● **Set problem**
Every line of the data must be copied exactly.
/---
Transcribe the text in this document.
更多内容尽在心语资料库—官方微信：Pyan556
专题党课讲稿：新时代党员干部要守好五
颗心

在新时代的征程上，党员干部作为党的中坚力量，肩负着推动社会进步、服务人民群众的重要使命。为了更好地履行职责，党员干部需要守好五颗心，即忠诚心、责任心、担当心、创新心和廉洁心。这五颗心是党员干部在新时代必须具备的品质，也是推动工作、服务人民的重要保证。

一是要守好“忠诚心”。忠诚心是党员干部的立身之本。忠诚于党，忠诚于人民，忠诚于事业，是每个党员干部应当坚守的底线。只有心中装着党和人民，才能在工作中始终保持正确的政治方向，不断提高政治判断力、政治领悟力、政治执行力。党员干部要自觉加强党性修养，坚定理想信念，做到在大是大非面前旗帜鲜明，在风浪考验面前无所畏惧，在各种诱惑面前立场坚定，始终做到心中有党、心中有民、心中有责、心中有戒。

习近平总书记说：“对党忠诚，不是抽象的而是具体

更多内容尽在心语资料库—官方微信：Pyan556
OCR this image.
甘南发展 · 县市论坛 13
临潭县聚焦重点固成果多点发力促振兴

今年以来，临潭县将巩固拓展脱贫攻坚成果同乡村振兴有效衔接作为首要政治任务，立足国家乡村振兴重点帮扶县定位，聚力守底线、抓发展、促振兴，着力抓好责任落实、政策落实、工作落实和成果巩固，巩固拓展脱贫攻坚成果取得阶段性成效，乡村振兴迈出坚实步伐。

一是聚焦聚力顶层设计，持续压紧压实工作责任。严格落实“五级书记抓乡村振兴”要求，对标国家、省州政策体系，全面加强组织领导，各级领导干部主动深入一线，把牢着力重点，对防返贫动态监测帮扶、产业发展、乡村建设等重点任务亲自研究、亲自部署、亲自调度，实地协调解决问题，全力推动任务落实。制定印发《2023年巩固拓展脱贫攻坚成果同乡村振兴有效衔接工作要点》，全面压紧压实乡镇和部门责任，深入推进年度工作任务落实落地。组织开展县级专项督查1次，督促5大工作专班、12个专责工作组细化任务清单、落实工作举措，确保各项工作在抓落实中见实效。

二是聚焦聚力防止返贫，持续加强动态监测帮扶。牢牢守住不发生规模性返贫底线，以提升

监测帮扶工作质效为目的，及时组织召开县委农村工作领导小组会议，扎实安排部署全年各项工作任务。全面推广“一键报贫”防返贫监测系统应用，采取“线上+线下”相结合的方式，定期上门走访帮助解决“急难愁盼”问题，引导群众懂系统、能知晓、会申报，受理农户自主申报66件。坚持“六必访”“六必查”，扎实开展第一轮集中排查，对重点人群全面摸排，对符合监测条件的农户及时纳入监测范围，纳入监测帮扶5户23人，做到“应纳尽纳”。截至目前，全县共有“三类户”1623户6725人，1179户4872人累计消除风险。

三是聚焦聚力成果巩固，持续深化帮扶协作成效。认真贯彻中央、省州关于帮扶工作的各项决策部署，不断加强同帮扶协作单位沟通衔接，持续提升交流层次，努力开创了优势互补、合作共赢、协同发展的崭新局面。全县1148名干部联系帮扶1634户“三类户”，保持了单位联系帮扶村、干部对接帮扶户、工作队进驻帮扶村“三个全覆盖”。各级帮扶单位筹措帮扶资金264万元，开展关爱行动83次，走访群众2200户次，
\---
● **Task answer**
Transcribe the text in this document.
更多内容尽在心语资料库—官方微信：Pyan556
专题党课讲稿：新时代党员干部要守好五
颗心

在新时代的征程上，党员干部作为党的中坚力量，肩负着推动社会进步、服务人民群众的重要使命。为了更好地履行职责，党员干部需要守好五颗心，即忠诚心、责任心、担当心、创新心和廉洁心。这五颗心是党员干部在新时代必须具备的品质，也是推动工作、服务人民的重要保证。

一是要守好“忠诚心”。忠诚心是党员干部的立身之本。忠诚于党，忠诚于人民，忠诚于事业，是每个党员干部应当坚守的底线。只有心中装着党和人民，才能在工作中始终保持正确的政治方向，不断提高政治判断力、政治领悟力、政治执行力。党员干部要自觉加强党性修养，坚定理想信念，做到在大是大非面前旗帜鲜明，在风浪考验面前无所畏惧，在各种诱惑面前立场坚定，始终做到心中有党、心中有民、心中有责、心中有戒。

习近平总书记说：“对党忠诚，不是抽象的而是具体

更多内容尽在心语资料库—官方微信：Pyan556
OCR this image.
甘南发展 · 县市论坛 13
临潭县聚焦重点固成果多点发力促振兴

今年以来，临潭县将巩固拓展脱贫攻坚成果同乡村振兴有效衔接作为首要政治任务，立足国家乡村振兴重点帮扶县定位，聚力守底线、抓发展、促振兴，着力抓好责任落实、政策落实、工作落实和成果巩固，巩固拓展脱贫攻坚成果取得阶段性成效，乡村振兴迈出坚实步伐。

一是聚焦聚力顶层设计，持续压紧压实工作责任。严格落实“五级书记抓乡村振兴”要求，对标国家、省州政策体系，全面加强组织领导，各级领导干部主动深入一线，把牢着力重点，对防返贫动态监测帮扶、产业发展、乡村建设等重点任务亲自研究、亲自部署、亲自调度，实地协调解决问题，全力推动任务落实。制定印发《2023年巩固拓展脱贫攻坚成果同乡村振兴有效衔接工作要点》，全面压紧压实乡镇和部门责任，深入推进年度工作任务落实落地。组织开展县级专项督查1次，督促5大工作专班、12个专责工作组细化任务清单、落实工作举措，确保各项工作在抓落实中见实效。

二是聚焦聚力防止返贫，持续加强动态监测帮扶。牢牢守住不发生规模性返贫底线，以提升

监测帮扶工作质效为目的，及时组织召开县委农村工作领导小组会议，扎实安排部署全年各项工作任务。全面推广“一键报贫”防返贫监测系统应用，采取“线上+线下”相结合的方式，定期上门走访帮助解决“急难愁盼”问题，引导群众懂系统、能知晓、会申报，受理农户自主申报66件。坚持“六必访”“六必查”，扎实开展第一轮集中排查，对重点人群全面摸排，对符合监测条件的农户及时纳入监测范围，纳入监测帮扶5户23人，做到“应纳尽纳”。截至目前，全县共有“三类户”1623户6725人，1179户4872人累计消除风险。

三是聚焦聚力成果巩固，持续深化帮扶协作成效。认真贯彻中央、省州关于帮扶工作的各项决策部署，不断加强同帮扶协作单位沟通衔接，持续提升交流层次，努力开创了优势互补、合作共赢、协同发展的崭新局面。全县1148名干部联系帮扶1634户“三类户”，保持了单位联系帮扶村、干部对接帮扶户、工作队进驻帮扶村“三个全覆盖”。各级帮扶单位筹措帮扶资金264万元，开展关爱行动83次，走访群众2200户次，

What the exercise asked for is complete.